What to work on:
Skip every image and restate the data word for word.

:: Dataset content

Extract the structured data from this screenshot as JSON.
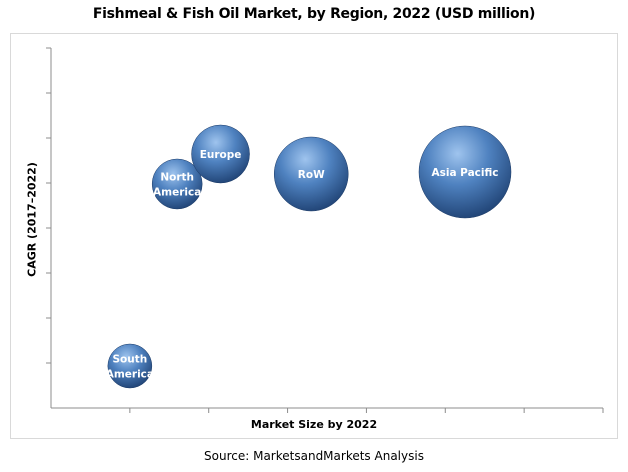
{
  "chart_data": {
    "type": "bubble",
    "title": "Fishmeal & Fish Oil Market, by Region, 2022 (USD million)",
    "xlabel": "Market Size by 2022",
    "ylabel": "CAGR (2017–2022)",
    "source": "Source: MarketsandMarkets Analysis",
    "xlim": [
      0,
      7
    ],
    "ylim": [
      0,
      9
    ],
    "x_ticks": 7,
    "y_ticks": 8,
    "grid": false,
    "legend": "none",
    "bubble_color": "#2e5a92",
    "series": [
      {
        "label": [
          "South",
          "America"
        ],
        "x": 1.0,
        "y": 1.05,
        "size": 22
      },
      {
        "label": [
          "North",
          "America"
        ],
        "x": 1.6,
        "y": 5.6,
        "size": 25
      },
      {
        "label": [
          "Europe"
        ],
        "x": 2.15,
        "y": 6.35,
        "size": 29
      },
      {
        "label": [
          "RoW"
        ],
        "x": 3.3,
        "y": 5.85,
        "size": 37
      },
      {
        "label": [
          "Asia Pacific"
        ],
        "x": 5.25,
        "y": 5.9,
        "size": 46
      }
    ]
  }
}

::::

Solution to this problem:
Extract the structured data from this screenshot as JSON.
{
  "chart_data": {
    "type": "bubble",
    "title": "Fishmeal & Fish Oil Market, by Region, 2022 (USD million)",
    "xlabel": "Market Size by 2022",
    "ylabel": "CAGR (2017–2022)",
    "source": "Source: MarketsandMarkets Analysis",
    "xlim": [
      0,
      7
    ],
    "ylim": [
      0,
      9
    ],
    "x_ticks": 7,
    "y_ticks": 8,
    "grid": false,
    "legend": "none",
    "bubble_color": "#2e5a92",
    "series": [
      {
        "label": [
          "South",
          "America"
        ],
        "x": 1.0,
        "y": 1.05,
        "size": 22
      },
      {
        "label": [
          "North",
          "America"
        ],
        "x": 1.6,
        "y": 5.6,
        "size": 25
      },
      {
        "label": [
          "Europe"
        ],
        "x": 2.15,
        "y": 6.35,
        "size": 29
      },
      {
        "label": [
          "RoW"
        ],
        "x": 3.3,
        "y": 5.85,
        "size": 37
      },
      {
        "label": [
          "Asia Pacific"
        ],
        "x": 5.25,
        "y": 5.9,
        "size": 46
      }
    ]
  }
}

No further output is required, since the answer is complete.